» **Requirements**
Answer these questions from the protest report below, one answer per line, marked the same way.
(a) According to the organizer, why were the police earlier much more confrontational?
(b) Where did the other group of protesters rally before picking up marchers at Barclays Center?
(c) Who did the protester who felt it was important for her to join in speak to?

As the demonstration came to an end, one organizer reflected on the changes in the way police handled the crowds.
“Earlier on it was much more confrontational,” she said, “because the crowds were smaller and more spread out. But when there were thousand supporting us, it was harder to use the methods they were using. Kettling, tear gas and mace didn’t work.”
It was also a time to look back at how the protests, which started as a way of mourning the death of Floyd at the hands of Minneapolis police, to something much wider in scope.
“We wanted to stop seeing black bodies in the streets,” she said. “But when you do more research into the lives of black people, the more you realize it bleeds into everything. For now, we want to see the end of black killings, but for the future we want to see a complete revitalization of black lives, a place where we can truly thrive.”
Another group of protesters rallied in Grand Army Plaza, then picked up more marchers at Barclays Center before heading for Fort Greene Park, where the night took on a more festive feel.
One protester told NY1’s Ruschell Boone that, as a white woman, she felt it was important for her to join in.

» **Entries shown**
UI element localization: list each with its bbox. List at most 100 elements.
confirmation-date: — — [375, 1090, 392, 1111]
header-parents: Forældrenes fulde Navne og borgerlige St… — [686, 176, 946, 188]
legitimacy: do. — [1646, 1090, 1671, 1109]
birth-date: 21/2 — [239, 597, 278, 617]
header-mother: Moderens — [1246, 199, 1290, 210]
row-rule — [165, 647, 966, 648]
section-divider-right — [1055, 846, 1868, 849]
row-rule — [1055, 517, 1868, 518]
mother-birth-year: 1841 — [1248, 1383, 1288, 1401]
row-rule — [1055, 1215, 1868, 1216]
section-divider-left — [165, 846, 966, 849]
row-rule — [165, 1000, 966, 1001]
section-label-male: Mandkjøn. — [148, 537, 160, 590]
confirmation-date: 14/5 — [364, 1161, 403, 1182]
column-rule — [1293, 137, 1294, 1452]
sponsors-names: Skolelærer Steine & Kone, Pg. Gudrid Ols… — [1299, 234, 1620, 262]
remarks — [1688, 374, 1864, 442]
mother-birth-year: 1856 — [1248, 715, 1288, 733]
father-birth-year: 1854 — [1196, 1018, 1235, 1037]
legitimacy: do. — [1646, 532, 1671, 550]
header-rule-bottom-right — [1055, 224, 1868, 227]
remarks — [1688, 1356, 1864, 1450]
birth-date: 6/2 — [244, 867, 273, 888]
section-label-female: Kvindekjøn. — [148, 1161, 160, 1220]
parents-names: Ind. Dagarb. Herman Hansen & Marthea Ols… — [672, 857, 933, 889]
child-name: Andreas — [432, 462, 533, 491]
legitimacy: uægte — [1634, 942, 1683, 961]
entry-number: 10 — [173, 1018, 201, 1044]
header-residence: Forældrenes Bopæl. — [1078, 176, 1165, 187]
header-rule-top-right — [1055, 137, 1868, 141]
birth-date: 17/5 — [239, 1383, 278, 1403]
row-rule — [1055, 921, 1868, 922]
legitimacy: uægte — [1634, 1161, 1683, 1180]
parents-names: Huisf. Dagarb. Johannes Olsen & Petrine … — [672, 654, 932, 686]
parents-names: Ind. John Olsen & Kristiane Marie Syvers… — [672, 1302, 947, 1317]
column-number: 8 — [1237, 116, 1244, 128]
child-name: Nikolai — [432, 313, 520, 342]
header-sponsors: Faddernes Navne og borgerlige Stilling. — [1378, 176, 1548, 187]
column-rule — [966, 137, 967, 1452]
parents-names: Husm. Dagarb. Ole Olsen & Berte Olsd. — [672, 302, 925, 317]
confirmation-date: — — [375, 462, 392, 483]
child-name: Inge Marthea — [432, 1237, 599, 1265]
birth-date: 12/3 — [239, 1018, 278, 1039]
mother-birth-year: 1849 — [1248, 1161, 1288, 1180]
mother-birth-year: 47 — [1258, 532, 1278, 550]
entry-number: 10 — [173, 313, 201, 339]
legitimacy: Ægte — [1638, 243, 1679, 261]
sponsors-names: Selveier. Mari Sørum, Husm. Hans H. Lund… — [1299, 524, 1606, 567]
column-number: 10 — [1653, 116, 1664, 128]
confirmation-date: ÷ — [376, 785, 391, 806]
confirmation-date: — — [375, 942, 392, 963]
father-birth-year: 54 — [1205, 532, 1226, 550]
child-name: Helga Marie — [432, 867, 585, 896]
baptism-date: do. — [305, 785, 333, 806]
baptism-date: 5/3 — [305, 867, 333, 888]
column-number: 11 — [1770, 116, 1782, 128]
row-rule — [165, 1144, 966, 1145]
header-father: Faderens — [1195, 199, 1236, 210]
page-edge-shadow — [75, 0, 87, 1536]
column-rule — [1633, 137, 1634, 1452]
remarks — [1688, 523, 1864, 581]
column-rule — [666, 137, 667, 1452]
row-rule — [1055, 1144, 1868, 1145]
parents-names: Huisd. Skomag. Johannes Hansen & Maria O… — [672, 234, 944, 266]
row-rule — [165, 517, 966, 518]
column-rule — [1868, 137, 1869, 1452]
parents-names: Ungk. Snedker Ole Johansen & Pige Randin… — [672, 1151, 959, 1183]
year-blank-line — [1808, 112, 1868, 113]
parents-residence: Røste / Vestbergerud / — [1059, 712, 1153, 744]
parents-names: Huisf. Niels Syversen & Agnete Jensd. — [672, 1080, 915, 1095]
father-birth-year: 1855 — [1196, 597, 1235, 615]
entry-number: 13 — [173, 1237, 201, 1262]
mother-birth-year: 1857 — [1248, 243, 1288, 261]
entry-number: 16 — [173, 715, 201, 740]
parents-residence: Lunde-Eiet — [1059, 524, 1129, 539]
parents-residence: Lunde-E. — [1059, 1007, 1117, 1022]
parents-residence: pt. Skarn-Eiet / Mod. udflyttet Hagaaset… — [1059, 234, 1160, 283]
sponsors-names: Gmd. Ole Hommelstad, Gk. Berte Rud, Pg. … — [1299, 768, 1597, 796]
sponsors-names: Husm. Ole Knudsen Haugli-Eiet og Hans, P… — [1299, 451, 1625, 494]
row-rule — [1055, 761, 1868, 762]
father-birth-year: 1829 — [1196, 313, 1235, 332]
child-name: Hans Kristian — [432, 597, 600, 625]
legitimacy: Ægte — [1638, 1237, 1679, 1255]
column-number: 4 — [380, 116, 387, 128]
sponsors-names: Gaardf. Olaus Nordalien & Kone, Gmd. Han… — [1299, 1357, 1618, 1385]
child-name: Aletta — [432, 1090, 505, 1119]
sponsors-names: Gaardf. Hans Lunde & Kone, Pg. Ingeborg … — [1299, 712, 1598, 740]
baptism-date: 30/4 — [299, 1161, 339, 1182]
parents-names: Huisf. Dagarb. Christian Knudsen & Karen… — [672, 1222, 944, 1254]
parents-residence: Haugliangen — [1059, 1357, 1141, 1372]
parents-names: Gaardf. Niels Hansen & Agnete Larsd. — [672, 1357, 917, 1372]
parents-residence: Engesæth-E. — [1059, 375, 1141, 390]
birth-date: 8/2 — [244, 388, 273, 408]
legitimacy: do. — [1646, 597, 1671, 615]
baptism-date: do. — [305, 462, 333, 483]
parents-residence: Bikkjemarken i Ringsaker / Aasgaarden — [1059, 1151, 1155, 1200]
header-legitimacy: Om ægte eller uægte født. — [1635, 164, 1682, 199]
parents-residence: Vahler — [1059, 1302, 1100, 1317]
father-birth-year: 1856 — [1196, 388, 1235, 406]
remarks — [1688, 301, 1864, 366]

» **Final result**
(a) The crowds were smaller and more spread out.
(b) Grand Army Plaza
(c) NY1's Ruschell Boone